Short task
Can you render the listing below as a JSON list of strings, one string per line, with blank lines left out?

Extracted data entries
※

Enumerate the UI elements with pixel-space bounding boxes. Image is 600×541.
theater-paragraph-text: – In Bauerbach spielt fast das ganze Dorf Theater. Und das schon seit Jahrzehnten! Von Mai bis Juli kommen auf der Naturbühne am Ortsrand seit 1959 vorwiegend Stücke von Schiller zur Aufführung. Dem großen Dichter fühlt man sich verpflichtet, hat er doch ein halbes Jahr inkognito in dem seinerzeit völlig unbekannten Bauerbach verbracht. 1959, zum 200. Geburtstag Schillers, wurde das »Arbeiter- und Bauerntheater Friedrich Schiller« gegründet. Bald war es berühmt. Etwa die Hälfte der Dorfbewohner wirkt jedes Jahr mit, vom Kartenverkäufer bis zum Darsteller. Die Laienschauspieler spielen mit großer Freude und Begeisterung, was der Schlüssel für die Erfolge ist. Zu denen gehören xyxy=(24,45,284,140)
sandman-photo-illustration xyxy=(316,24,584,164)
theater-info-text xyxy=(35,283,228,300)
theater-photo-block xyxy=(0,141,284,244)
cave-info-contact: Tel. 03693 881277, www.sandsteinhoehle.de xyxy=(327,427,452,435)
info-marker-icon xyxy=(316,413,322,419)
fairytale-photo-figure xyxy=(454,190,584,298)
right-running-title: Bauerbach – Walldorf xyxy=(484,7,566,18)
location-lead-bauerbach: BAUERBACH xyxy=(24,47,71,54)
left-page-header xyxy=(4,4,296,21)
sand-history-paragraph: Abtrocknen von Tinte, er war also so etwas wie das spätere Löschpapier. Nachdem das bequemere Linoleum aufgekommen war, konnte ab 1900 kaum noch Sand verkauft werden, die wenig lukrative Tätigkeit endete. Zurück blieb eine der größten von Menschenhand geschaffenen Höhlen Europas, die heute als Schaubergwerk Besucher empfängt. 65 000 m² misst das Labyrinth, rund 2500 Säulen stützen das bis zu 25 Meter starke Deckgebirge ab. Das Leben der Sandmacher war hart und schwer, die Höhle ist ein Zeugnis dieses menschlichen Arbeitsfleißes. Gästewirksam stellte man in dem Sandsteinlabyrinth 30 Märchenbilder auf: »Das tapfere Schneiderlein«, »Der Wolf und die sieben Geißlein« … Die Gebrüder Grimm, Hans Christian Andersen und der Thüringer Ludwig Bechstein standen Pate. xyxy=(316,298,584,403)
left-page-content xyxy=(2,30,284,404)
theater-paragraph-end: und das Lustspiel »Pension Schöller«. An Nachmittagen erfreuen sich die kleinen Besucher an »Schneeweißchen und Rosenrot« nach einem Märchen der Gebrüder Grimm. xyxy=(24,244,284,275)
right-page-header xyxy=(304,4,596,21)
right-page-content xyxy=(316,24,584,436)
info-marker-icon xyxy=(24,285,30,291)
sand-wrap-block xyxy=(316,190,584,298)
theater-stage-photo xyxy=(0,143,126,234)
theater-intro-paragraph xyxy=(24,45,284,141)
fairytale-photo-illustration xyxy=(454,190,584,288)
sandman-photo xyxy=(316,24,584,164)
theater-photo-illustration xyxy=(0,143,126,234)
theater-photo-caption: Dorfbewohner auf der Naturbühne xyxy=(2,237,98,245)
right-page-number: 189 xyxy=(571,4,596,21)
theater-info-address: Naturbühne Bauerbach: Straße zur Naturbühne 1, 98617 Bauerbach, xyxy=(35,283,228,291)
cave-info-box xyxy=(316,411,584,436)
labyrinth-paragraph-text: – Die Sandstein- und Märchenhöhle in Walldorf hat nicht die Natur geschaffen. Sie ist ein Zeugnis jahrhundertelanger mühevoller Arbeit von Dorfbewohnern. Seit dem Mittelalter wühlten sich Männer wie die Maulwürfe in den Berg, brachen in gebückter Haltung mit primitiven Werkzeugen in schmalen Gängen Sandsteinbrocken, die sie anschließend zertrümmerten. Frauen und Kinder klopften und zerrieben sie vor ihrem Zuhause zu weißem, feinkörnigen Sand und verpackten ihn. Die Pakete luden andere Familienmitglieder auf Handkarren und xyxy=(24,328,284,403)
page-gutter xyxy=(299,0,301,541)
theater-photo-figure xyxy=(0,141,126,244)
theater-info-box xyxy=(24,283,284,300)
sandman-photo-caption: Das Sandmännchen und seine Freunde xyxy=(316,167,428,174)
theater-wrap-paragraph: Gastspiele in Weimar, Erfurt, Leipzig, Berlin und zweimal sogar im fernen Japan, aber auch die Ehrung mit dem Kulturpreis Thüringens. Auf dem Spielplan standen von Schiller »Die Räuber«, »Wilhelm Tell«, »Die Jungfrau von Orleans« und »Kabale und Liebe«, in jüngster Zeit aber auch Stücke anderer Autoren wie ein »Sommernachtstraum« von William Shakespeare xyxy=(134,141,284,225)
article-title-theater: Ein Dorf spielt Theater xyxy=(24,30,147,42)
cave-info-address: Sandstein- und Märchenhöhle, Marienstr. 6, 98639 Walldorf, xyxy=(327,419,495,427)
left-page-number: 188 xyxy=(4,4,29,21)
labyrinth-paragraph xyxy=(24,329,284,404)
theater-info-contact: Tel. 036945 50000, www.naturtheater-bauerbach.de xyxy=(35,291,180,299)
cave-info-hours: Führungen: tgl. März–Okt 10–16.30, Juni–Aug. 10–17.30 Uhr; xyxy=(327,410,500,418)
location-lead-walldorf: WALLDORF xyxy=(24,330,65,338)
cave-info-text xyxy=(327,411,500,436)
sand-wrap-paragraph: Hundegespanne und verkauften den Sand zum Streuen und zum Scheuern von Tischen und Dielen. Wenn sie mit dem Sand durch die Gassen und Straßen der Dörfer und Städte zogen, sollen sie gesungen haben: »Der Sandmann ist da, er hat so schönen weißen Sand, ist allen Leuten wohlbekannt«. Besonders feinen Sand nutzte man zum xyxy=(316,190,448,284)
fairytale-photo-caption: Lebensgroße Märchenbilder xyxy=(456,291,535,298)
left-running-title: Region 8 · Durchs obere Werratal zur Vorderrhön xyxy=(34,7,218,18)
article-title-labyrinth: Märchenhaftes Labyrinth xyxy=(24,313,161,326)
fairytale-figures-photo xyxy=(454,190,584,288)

※

Answer to this task
[
  "Enumerate the UI elements with pixel-space bounding boxes. Image is 600×541.",
  "theater-paragraph-text: – In Bauerbach spielt fast das ganze Dorf Theater. Und das schon seit Jahrzehnten! Von Mai bis Juli kommen auf der Naturbühne am Ortsrand seit 1959 vorwiegend Stücke von Schiller zur Aufführung. Dem großen Dichter fühlt man sich verpflichtet, hat er doch ein halbes Jahr inkognito in dem seinerzeit völlig unbekannten Bauerbach verbracht. 1959, zum 200. Geburtstag Schillers, wurde das »Arbeiter- und Bauerntheater Friedrich Schiller« gegründet. Bald war es berühmt. Etwa die Hälfte der Dorfbewohner wirkt jedes Jahr mit, vom Kartenverkäufer bis zum Darsteller. Die Laienschauspieler spielen mit großer Freude und Begeisterung, was der Schlüssel für die Erfolge ist. Zu denen gehören xyxy=(24,45,284,140)",
  "sandman-photo-illustration xyxy=(316,24,584,164)",
  "theater-info-text xyxy=(35,283,228,300)",
  "theater-photo-block xyxy=(0,141,284,244)",
  "cave-info-contact: Tel. 03693 881277, www.sandsteinhoehle.de xyxy=(327,427,452,435)",
  "info-marker-icon xyxy=(316,413,322,419)",
  "fairytale-photo-figure xyxy=(454,190,584,298)",
  "right-running-title: Bauerbach – Walldorf xyxy=(484,7,566,18)",
  "location-lead-bauerbach: BAUERBACH xyxy=(24,47,71,54)",
  "left-page-header xyxy=(4,4,296,21)",
  "sand-history-paragraph: Abtrocknen von Tinte, er war also so etwas wie das spätere Löschpapier. Nachdem das bequemere Linoleum aufgekommen war, konnte ab 1900 kaum noch Sand verkauft werden, die wenig lukrative Tätigkeit endete. Zurück blieb eine der größten von Menschenhand geschaffenen Höhlen Europas, die heute als Schaubergwerk Besucher empfängt. 65 000 m² misst das Labyrinth, rund 2500 Säulen stützen das bis zu 25 Meter starke Deckgebirge ab. Das Leben der Sandmacher war hart und schwer, die Höhle ist ein Zeugnis dieses menschlichen Arbeitsfleißes. Gästewirksam stellte man in dem Sandsteinlabyrinth 30 Märchenbilder auf: »Das tapfere Schneiderlein«, »Der Wolf und die sieben Geißlein« … Die Gebrüder Grimm, Hans Christian Andersen und der Thüringer Ludwig Bechstein standen Pate. xyxy=(316,298,584,403)",
  "left-page-content xyxy=(2,30,284,404)",
  "theater-paragraph-end: und das Lustspiel »Pension Schöller«. An Nachmittagen erfreuen sich die kleinen Besucher an »Schneeweißchen und Rosenrot« nach einem Märchen der Gebrüder Grimm. xyxy=(24,244,284,275)",
  "right-page-header xyxy=(304,4,596,21)",
  "right-page-content xyxy=(316,24,584,436)",
  "info-marker-icon xyxy=(24,285,30,291)",
  "sand-wrap-block xyxy=(316,190,584,298)",
  "theater-stage-photo xyxy=(0,143,126,234)",
  "theater-intro-paragraph xyxy=(24,45,284,141)",
  "fairytale-photo-illustration xyxy=(454,190,584,288)",
  "sandman-photo xyxy=(316,24,584,164)",
  "theater-photo-illustration xyxy=(0,143,126,234)",
  "theater-photo-caption: Dorfbewohner auf der Naturbühne xyxy=(2,237,98,245)",
  "right-page-number: 189 xyxy=(571,4,596,21)",
  "theater-info-address: Naturbühne Bauerbach: Straße zur Naturbühne 1, 98617 Bauerbach, xyxy=(35,283,228,291)",
  "cave-info-box xyxy=(316,411,584,436)",
  "labyrinth-paragraph-text: – Die Sandstein- und Märchenhöhle in Walldorf hat nicht die Natur geschaffen. Sie ist ein Zeugnis jahrhundertelanger mühevoller Arbeit von Dorfbewohnern. Seit dem Mittelalter wühlten sich Männer wie die Maulwürfe in den Berg, brachen in gebückter Haltung mit primitiven Werkzeugen in schmalen Gängen Sandsteinbrocken, die sie anschließend zertrümmerten. Frauen und Kinder klopften und zerrieben sie vor ihrem Zuhause zu weißem, feinkörnigen Sand und verpackten ihn. Die Pakete luden andere Familienmitglieder auf Handkarren und xyxy=(24,328,284,403)",
  "page-gutter xyxy=(299,0,301,541)",
  "theater-photo-figure xyxy=(0,141,126,244)",
  "theater-info-box xyxy=(24,283,284,300)",
  "sandman-photo-caption: Das Sandmännchen und seine Freunde xyxy=(316,167,428,174)",
  "theater-wrap-paragraph: Gastspiele in Weimar, Erfurt, Leipzig, Berlin und zweimal sogar im fernen Japan, aber auch die Ehrung mit dem Kulturpreis Thüringens. Auf dem Spielplan standen von Schiller »Die Räuber«, »Wilhelm Tell«, »Die Jungfrau von Orleans« und »Kabale und Liebe«, in jüngster Zeit aber auch Stücke anderer Autoren wie ein »Sommernachtstraum« von William Shakespeare xyxy=(134,141,284,225)",
  "article-title-theater: Ein Dorf spielt Theater xyxy=(24,30,147,42)",
  "cave-info-address: Sandstein- und Märchenhöhle, Marienstr. 6, 98639 Walldorf, xyxy=(327,419,495,427)",
  "left-page-number: 188 xyxy=(4,4,29,21)",
  "labyrinth-paragraph xyxy=(24,329,284,404)",
  "theater-info-contact: Tel. 036945 50000, www.naturtheater-bauerbach.de xyxy=(35,291,180,299)",
  "cave-info-hours: Führungen: tgl. März–Okt 10–16.30, Juni–Aug. 10–17.30 Uhr; xyxy=(327,410,500,418)",
  "location-lead-walldorf: WALLDORF xyxy=(24,330,65,338)",
  "cave-info-text xyxy=(327,411,500,436)",
  "sand-wrap-paragraph: Hundegespanne und verkauften den Sand zum Streuen und zum Scheuern von Tischen und Dielen. Wenn sie mit dem Sand durch die Gassen und Straßen der Dörfer und Städte zogen, sollen sie gesungen haben: »Der Sandmann ist da, er hat so schönen weißen Sand, ist allen Leuten wohlbekannt«. Besonders feinen Sand nutzte man zum xyxy=(316,190,448,284)",
  "fairytale-photo-caption: Lebensgroße Märchenbilder xyxy=(456,291,535,298)",
  "left-running-title: Region 8 · Durchs obere Werratal zur Vorderrhön xyxy=(34,7,218,18)",
  "article-title-labyrinth: Märchenhaftes Labyrinth xyxy=(24,313,161,326)",
  "fairytale-figures-photo xyxy=(454,190,584,288)"
]